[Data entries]
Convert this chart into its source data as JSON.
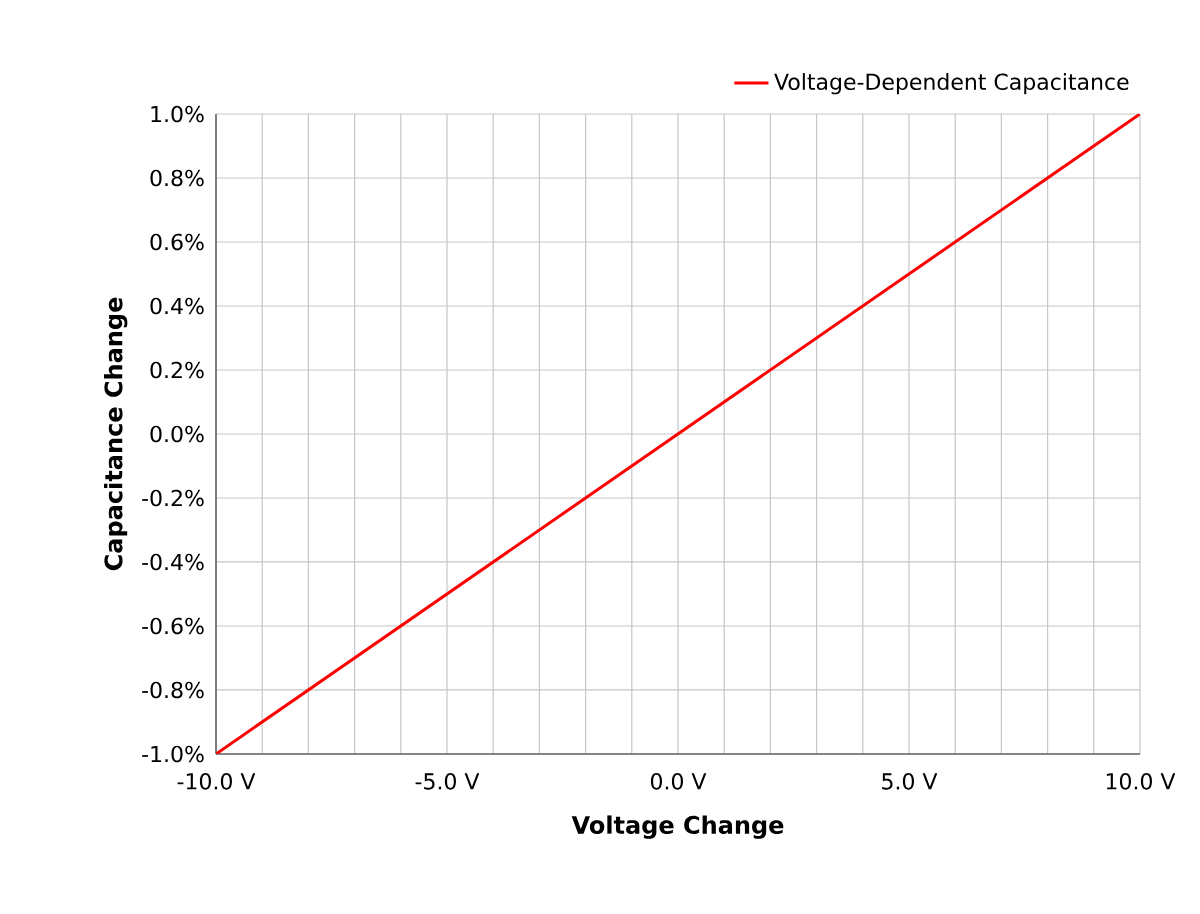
{
  "chart_data": {
    "type": "line",
    "xlabel": "Voltage Change",
    "ylabel": "Capacitance Change",
    "x": [
      -10,
      10
    ],
    "series": [
      {
        "name": "Voltage-Dependent Capacitance",
        "color": "#ff0000",
        "values": [
          -1.0,
          1.0
        ]
      }
    ],
    "xlim": [
      -10,
      10
    ],
    "xticks": [
      {
        "value": -10,
        "label": "-10.0 V"
      },
      {
        "value": -9,
        "label": null
      },
      {
        "value": -8,
        "label": null
      },
      {
        "value": -7,
        "label": null
      },
      {
        "value": -6,
        "label": null
      },
      {
        "value": -5,
        "label": "-5.0 V"
      },
      {
        "value": -4,
        "label": null
      },
      {
        "value": -3,
        "label": null
      },
      {
        "value": -2,
        "label": null
      },
      {
        "value": -1,
        "label": null
      },
      {
        "value": 0,
        "label": "0.0 V"
      },
      {
        "value": 1,
        "label": null
      },
      {
        "value": 2,
        "label": null
      },
      {
        "value": 3,
        "label": null
      },
      {
        "value": 4,
        "label": null
      },
      {
        "value": 5,
        "label": "5.0 V"
      },
      {
        "value": 6,
        "label": null
      },
      {
        "value": 7,
        "label": null
      },
      {
        "value": 8,
        "label": null
      },
      {
        "value": 9,
        "label": null
      },
      {
        "value": 10,
        "label": "10.0 V"
      }
    ],
    "ylim": [
      -1.0,
      1.0
    ],
    "yticks": [
      {
        "value": -1.0,
        "label": "-1.0%"
      },
      {
        "value": -0.8,
        "label": "-0.8%"
      },
      {
        "value": -0.6,
        "label": "-0.6%"
      },
      {
        "value": -0.4,
        "label": "-0.4%"
      },
      {
        "value": -0.2,
        "label": "-0.2%"
      },
      {
        "value": 0.0,
        "label": "0.0%"
      },
      {
        "value": 0.2,
        "label": "0.2%"
      },
      {
        "value": 0.4,
        "label": "0.4%"
      },
      {
        "value": 0.6,
        "label": "0.6%"
      },
      {
        "value": 0.8,
        "label": "0.8%"
      },
      {
        "value": 1.0,
        "label": "1.0%"
      }
    ],
    "grid": true,
    "legend": "top right",
    "marker": "none",
    "line_style": "solid"
  }
}
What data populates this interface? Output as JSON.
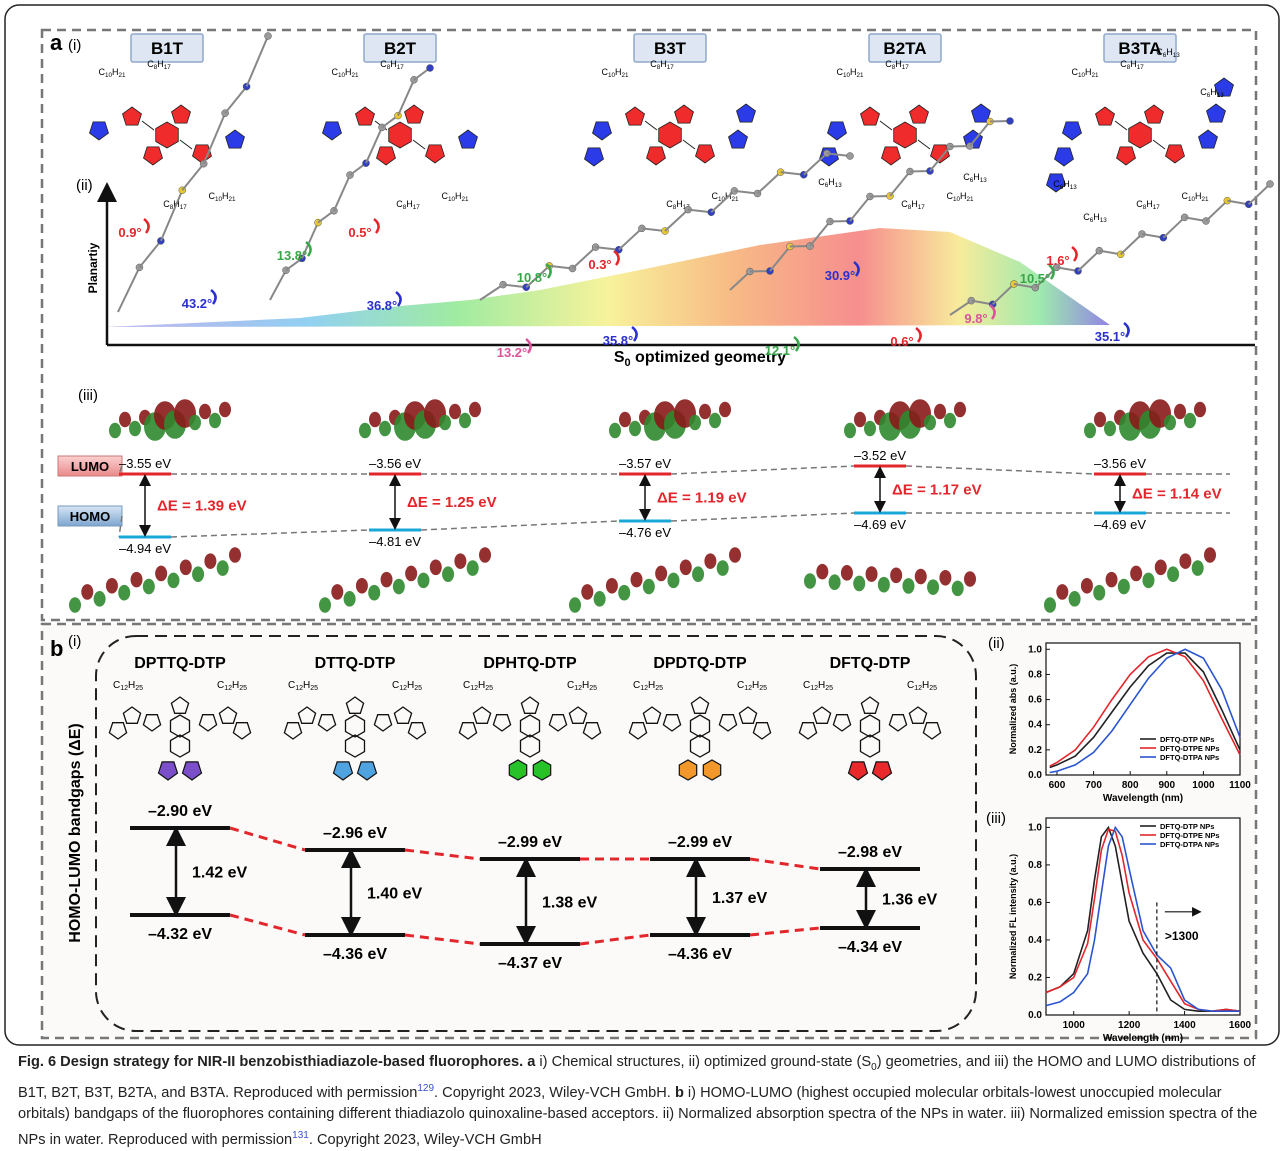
{
  "panel_a": {
    "label": "a",
    "sub_i": "(i)",
    "sub_ii": "(ii)",
    "sub_iii": "(iii)",
    "molecules": [
      {
        "name": "B1T",
        "alkyl": [
          "C10H21",
          "C8H17",
          "C8H17",
          "C10H21"
        ]
      },
      {
        "name": "B2T",
        "alkyl": [
          "C10H21",
          "C8H17",
          "C8H17",
          "C10H21"
        ]
      },
      {
        "name": "B3T",
        "alkyl": [
          "C10H21",
          "C8H17",
          "C8H17",
          "C10H21"
        ]
      },
      {
        "name": "B2TA",
        "alkyl": [
          "C10H21",
          "C8H17",
          "C6H13",
          "C6H13",
          "C8H17",
          "C10H21"
        ]
      },
      {
        "name": "B3TA",
        "alkyl": [
          "C10H21",
          "C8H17",
          "C6H13",
          "C6H13",
          "C6H13",
          "C8H17",
          "C10H21",
          "C6H13"
        ]
      }
    ],
    "planarity_label": "Planartiy",
    "angles": [
      {
        "label": "0.9°",
        "color": "#e3262b"
      },
      {
        "label": "43.2°",
        "color": "#2a2fd0"
      },
      {
        "label": "0.5°",
        "color": "#e3262b"
      },
      {
        "label": "13.8°",
        "color": "#3aa64a"
      },
      {
        "label": "36.8°",
        "color": "#2a2fd0"
      },
      {
        "label": "10.8°",
        "color": "#3aa64a"
      },
      {
        "label": "0.3°",
        "color": "#e3262b"
      },
      {
        "label": "13.2°",
        "color": "#d9559a"
      },
      {
        "label": "35.8°",
        "color": "#2a2fd0"
      },
      {
        "label": "30.9°",
        "color": "#2a2fd0"
      },
      {
        "label": "12.1°",
        "color": "#3aa64a"
      },
      {
        "label": "0.6°",
        "color": "#e3262b"
      },
      {
        "label": "9.8°",
        "color": "#d9559a"
      },
      {
        "label": "10.5°",
        "color": "#3aa64a"
      },
      {
        "label": "1.6°",
        "color": "#e3262b"
      },
      {
        "label": "35.1°",
        "color": "#2a2fd0"
      }
    ],
    "axis_label": {
      "symbol": "S",
      "subscript": "0",
      "text": " optimized geometry"
    },
    "lumo_tag": "LUMO",
    "homo_tag": "HOMO",
    "levels": [
      {
        "lumo": "–3.55 eV",
        "homo": "–4.94 eV",
        "gap": "ΔE = 1.39 eV"
      },
      {
        "lumo": "–3.56 eV",
        "homo": "–4.81 eV",
        "gap": "ΔE = 1.25 eV"
      },
      {
        "lumo": "–3.57 eV",
        "homo": "–4.76 eV",
        "gap": "ΔE = 1.19 eV"
      },
      {
        "lumo": "–3.52 eV",
        "homo": "–4.69 eV",
        "gap": "ΔE = 1.17 eV"
      },
      {
        "lumo": "–3.56 eV",
        "homo": "–4.69 eV",
        "gap": "ΔE = 1.14 eV"
      }
    ]
  },
  "panel_b": {
    "label": "b",
    "sub_i": "(i)",
    "sub_ii": "(ii)",
    "sub_iii": "(iii)",
    "y_label": "HOMO-LUMO bandgaps (ΔE)",
    "molecules": [
      {
        "name": "DPTTQ-DTP",
        "alkyl": [
          "C12H25",
          "C12H25"
        ],
        "color": "#7b4fc9",
        "lumo": "–2.90 eV",
        "homo": "–4.32 eV",
        "gap": "1.42 eV"
      },
      {
        "name": "DTTQ-DTP",
        "alkyl": [
          "C12H25",
          "C12H25"
        ],
        "color": "#4fa3e0",
        "lumo": "–2.96 eV",
        "homo": "–4.36 eV",
        "gap": "1.40 eV"
      },
      {
        "name": "DPHTQ-DTP",
        "alkyl": [
          "C12H25",
          "C12H25"
        ],
        "color": "#27c22a",
        "lumo": "–2.99 eV",
        "homo": "–4.37 eV",
        "gap": "1.38 eV"
      },
      {
        "name": "DPDTQ-DTP",
        "alkyl": [
          "C12H25",
          "C12H25"
        ],
        "color": "#f2972a",
        "lumo": "–2.99 eV",
        "homo": "–4.36 eV",
        "gap": "1.37 eV"
      },
      {
        "name": "DFTQ-DTP",
        "alkyl": [
          "C12H25",
          "C12H25"
        ],
        "color": "#e8282a",
        "lumo": "–2.98 eV",
        "homo": "–4.34 eV",
        "gap": "1.36 eV"
      }
    ]
  },
  "chart_data": [
    {
      "type": "line",
      "x_label": "Wavelength (nm)",
      "y_label": "Normalized abs (a.u.)",
      "xlim": [
        570,
        1100
      ],
      "xticks": [
        600,
        700,
        800,
        900,
        1000,
        1100
      ],
      "ylim": [
        0,
        1.05
      ],
      "yticks": [
        {
          "value": 0,
          "label": "0.0"
        },
        0.2,
        0.4,
        0.6,
        0.8,
        {
          "value": 1,
          "label": "1.0"
        }
      ],
      "legend": "lower right",
      "x": [
        580,
        600,
        650,
        700,
        750,
        800,
        850,
        900,
        950,
        1000,
        1050,
        1100
      ],
      "series": [
        {
          "name": "DFTQ-DTP NPs",
          "color": "#222222",
          "values": [
            0.06,
            0.08,
            0.15,
            0.3,
            0.5,
            0.7,
            0.87,
            0.97,
            0.97,
            0.82,
            0.52,
            0.2
          ]
        },
        {
          "name": "DFTQ-DTPE NPs",
          "color": "#e3262b",
          "values": [
            0.07,
            0.1,
            0.2,
            0.38,
            0.6,
            0.8,
            0.94,
            1.0,
            0.94,
            0.75,
            0.45,
            0.16
          ]
        },
        {
          "name": "DFTQ-DTPA NPs",
          "color": "#2a55d0",
          "values": [
            0.02,
            0.03,
            0.08,
            0.18,
            0.35,
            0.56,
            0.77,
            0.93,
            1.0,
            0.93,
            0.68,
            0.3
          ]
        }
      ]
    },
    {
      "type": "line",
      "x_label": "Wavelength (nm)",
      "y_label": "Normalized FL intensity (a.u.)",
      "xlim": [
        900,
        1600
      ],
      "xticks": [
        1000,
        1200,
        1400,
        1600
      ],
      "ylim": [
        0,
        1.05
      ],
      "yticks": [
        {
          "value": 0,
          "label": "0.0"
        },
        0.2,
        0.4,
        0.6,
        0.8,
        {
          "value": 1,
          "label": "1.0"
        }
      ],
      "legend": "upper right",
      "annotation": {
        "text": ">1300",
        "x": 1300
      },
      "x": [
        900,
        950,
        1000,
        1050,
        1075,
        1100,
        1125,
        1150,
        1175,
        1200,
        1250,
        1300,
        1350,
        1400,
        1450,
        1500,
        1550,
        1600
      ],
      "series": [
        {
          "name": "DFTQ-DTP NPs",
          "color": "#222222",
          "values": [
            0.12,
            0.15,
            0.22,
            0.45,
            0.72,
            0.95,
            1.0,
            0.9,
            0.7,
            0.5,
            0.33,
            0.22,
            0.08,
            0.03,
            0.02,
            0.02,
            0.03,
            0.02
          ]
        },
        {
          "name": "DFTQ-DTPE NPs",
          "color": "#e3262b",
          "values": [
            0.12,
            0.15,
            0.2,
            0.38,
            0.62,
            0.88,
            0.99,
            0.98,
            0.85,
            0.65,
            0.4,
            0.3,
            0.18,
            0.06,
            0.03,
            0.02,
            0.03,
            0.02
          ]
        },
        {
          "name": "DFTQ-DTPA NPs",
          "color": "#2a55d0",
          "values": [
            0.05,
            0.07,
            0.12,
            0.22,
            0.4,
            0.65,
            0.9,
            1.0,
            0.95,
            0.78,
            0.45,
            0.32,
            0.25,
            0.08,
            0.03,
            0.02,
            0.02,
            0.02
          ]
        }
      ]
    }
  ],
  "caption": [
    "Fig. 6 Design strategy for NIR-II benzobisthiadiazole-based fluorophores.",
    "a",
    "i) Chemical structures, ii) optimized ground-state (S",
    "0",
    ") geometries, and iii) the HOMO and LUMO distributions of B1T, B2T, B3T, B2TA, and B3TA. Reproduced with permission",
    "129",
    ". Copyright 2023, Wiley-VCH GmbH.",
    "b",
    "i) HOMO-LUMO (highest occupied molecular orbitals-lowest unoccupied molecular orbitals) bandgaps of the fluorophores containing different thiadiazolo quinoxaline-based acceptors. ii) Normalized absorption spectra of the NPs in water. iii) Normalized emission spectra of the NPs in water. Reproduced with permission",
    "131",
    ". Copyright 2023, Wiley-VCH GmbH"
  ]
}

Set exercise: Report all lines of the material that contain the word "with".

Solved exercise:
    ") geometries, and iii) the HOMO and LUMO distributions of B1T, B2T, B3T, B2TA, and B3TA. Reproduced with permission",
    "i) HOMO-LUMO (highest occupied molecular orbitals-lowest unoccupied molecular orbitals) bandgaps of the fluorophores containing different thiadiazolo quinoxaline-based acceptors. ii) Normalized absorption spectra of the NPs in water. iii) Normalized emission spectra of the NPs in water. Reproduced with permission",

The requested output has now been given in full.